> EXERCISE: Select every line below containing the word "муниципальных".

> GIVEN ENTRIES:
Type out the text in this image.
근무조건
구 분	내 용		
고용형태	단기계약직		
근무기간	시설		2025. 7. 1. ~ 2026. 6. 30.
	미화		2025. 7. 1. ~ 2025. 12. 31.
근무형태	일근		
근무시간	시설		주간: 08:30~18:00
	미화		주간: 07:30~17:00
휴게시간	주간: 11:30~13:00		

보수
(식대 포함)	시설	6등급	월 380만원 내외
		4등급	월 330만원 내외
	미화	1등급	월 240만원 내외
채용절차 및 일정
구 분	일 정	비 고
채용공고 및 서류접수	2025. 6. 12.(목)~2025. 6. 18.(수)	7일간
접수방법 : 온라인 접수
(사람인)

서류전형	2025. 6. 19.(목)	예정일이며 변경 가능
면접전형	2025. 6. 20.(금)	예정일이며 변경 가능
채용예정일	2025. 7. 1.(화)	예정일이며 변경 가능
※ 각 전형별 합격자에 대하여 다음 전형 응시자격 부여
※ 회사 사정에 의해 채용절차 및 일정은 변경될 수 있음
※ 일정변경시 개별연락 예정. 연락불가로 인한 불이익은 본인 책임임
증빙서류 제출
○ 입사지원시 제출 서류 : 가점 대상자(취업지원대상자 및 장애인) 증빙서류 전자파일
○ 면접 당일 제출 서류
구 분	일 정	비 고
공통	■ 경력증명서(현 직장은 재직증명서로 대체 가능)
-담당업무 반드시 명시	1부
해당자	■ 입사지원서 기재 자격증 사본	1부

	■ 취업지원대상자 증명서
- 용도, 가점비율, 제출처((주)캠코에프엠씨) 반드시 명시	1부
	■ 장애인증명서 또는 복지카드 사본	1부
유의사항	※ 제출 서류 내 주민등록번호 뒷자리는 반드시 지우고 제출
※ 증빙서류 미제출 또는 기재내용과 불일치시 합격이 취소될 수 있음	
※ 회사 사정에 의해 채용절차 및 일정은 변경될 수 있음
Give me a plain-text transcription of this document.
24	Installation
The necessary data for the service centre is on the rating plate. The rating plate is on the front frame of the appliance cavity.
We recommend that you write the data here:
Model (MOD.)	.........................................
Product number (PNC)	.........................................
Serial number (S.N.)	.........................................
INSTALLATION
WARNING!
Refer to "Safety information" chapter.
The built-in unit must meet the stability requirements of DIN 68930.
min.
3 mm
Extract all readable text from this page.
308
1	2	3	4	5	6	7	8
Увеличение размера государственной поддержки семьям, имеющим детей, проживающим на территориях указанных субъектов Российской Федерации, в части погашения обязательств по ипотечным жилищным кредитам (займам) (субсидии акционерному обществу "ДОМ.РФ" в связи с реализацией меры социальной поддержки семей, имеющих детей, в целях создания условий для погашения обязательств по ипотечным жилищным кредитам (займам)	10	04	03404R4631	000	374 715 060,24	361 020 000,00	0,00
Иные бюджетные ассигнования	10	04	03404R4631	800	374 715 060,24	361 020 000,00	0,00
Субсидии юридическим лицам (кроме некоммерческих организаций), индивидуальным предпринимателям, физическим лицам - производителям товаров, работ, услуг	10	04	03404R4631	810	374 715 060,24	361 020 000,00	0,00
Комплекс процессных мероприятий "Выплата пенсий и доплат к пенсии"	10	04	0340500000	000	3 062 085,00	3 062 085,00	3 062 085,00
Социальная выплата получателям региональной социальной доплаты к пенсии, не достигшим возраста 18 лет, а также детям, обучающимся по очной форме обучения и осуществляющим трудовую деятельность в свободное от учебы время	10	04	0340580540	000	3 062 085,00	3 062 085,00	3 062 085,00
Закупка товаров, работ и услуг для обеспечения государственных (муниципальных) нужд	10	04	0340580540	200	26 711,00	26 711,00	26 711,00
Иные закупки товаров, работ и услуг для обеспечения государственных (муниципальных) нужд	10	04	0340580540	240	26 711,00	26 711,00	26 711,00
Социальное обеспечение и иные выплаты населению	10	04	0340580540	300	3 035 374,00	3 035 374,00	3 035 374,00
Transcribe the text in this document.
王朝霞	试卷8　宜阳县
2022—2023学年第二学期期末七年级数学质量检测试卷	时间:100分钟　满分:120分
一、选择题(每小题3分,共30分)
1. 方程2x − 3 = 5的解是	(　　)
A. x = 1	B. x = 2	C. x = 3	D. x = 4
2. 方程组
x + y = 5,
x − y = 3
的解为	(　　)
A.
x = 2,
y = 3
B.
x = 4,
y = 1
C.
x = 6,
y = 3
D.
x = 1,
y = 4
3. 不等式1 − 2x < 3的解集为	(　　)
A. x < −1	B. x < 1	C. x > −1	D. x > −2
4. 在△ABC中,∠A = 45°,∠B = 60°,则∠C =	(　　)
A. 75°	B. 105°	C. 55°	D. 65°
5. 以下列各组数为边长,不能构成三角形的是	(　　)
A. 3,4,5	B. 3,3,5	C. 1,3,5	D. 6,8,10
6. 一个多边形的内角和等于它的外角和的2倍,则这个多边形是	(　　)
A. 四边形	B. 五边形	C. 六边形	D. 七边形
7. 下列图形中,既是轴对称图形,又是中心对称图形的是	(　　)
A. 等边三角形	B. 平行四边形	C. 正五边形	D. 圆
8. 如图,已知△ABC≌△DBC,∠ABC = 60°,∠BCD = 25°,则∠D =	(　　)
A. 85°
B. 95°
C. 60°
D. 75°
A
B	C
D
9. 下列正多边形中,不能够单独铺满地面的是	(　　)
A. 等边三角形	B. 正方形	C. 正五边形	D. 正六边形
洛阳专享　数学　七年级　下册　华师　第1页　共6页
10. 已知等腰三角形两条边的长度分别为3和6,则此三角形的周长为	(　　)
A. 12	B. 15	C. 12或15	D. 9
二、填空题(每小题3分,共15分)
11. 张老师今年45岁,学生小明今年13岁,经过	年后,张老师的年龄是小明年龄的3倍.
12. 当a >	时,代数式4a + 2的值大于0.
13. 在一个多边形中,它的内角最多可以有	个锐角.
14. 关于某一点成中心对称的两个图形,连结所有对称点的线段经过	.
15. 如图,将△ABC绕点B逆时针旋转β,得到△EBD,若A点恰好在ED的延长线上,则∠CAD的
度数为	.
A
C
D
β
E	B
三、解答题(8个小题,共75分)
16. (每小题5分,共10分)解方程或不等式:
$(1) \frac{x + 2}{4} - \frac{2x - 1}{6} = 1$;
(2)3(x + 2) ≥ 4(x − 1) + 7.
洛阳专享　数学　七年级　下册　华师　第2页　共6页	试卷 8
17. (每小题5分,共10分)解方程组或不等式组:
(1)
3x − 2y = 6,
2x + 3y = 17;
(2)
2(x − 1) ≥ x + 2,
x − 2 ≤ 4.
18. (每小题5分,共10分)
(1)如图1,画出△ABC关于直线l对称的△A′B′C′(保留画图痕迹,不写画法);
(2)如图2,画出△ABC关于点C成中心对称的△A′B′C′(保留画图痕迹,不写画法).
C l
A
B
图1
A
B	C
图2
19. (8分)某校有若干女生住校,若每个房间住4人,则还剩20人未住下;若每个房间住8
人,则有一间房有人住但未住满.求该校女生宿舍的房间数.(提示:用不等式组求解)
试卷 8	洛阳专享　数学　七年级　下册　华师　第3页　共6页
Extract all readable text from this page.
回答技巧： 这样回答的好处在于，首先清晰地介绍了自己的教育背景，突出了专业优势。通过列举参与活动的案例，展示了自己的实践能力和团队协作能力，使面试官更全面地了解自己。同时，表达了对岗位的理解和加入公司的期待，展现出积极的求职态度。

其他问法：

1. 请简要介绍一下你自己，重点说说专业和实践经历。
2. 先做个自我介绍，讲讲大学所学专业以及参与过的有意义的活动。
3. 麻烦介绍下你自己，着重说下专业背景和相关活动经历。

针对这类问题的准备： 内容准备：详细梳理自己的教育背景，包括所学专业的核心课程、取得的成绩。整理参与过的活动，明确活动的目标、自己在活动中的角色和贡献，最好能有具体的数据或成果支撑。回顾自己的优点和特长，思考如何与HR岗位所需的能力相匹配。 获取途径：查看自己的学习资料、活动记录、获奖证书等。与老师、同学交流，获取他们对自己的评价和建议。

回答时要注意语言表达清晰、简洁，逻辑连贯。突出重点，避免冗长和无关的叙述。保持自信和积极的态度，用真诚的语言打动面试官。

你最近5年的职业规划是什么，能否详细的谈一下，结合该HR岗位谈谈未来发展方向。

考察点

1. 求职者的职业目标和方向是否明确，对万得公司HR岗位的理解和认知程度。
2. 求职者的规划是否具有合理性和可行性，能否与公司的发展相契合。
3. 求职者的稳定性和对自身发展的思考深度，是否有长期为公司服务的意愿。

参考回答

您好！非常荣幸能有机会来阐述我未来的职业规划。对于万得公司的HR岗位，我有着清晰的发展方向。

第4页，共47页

> SOLUTION TO THIS PROBLEM:
Закупка товаров, работ и услуг для обеспечения государственных (муниципальных) нужд	10	04	0340580540	200	26 711,00	26 711,00	26 711,00
Иные закупки товаров, работ и услуг для обеспечения государственных (муниципальных) нужд	10	04	0340580540	240	26 711,00	26 711,00	26 711,00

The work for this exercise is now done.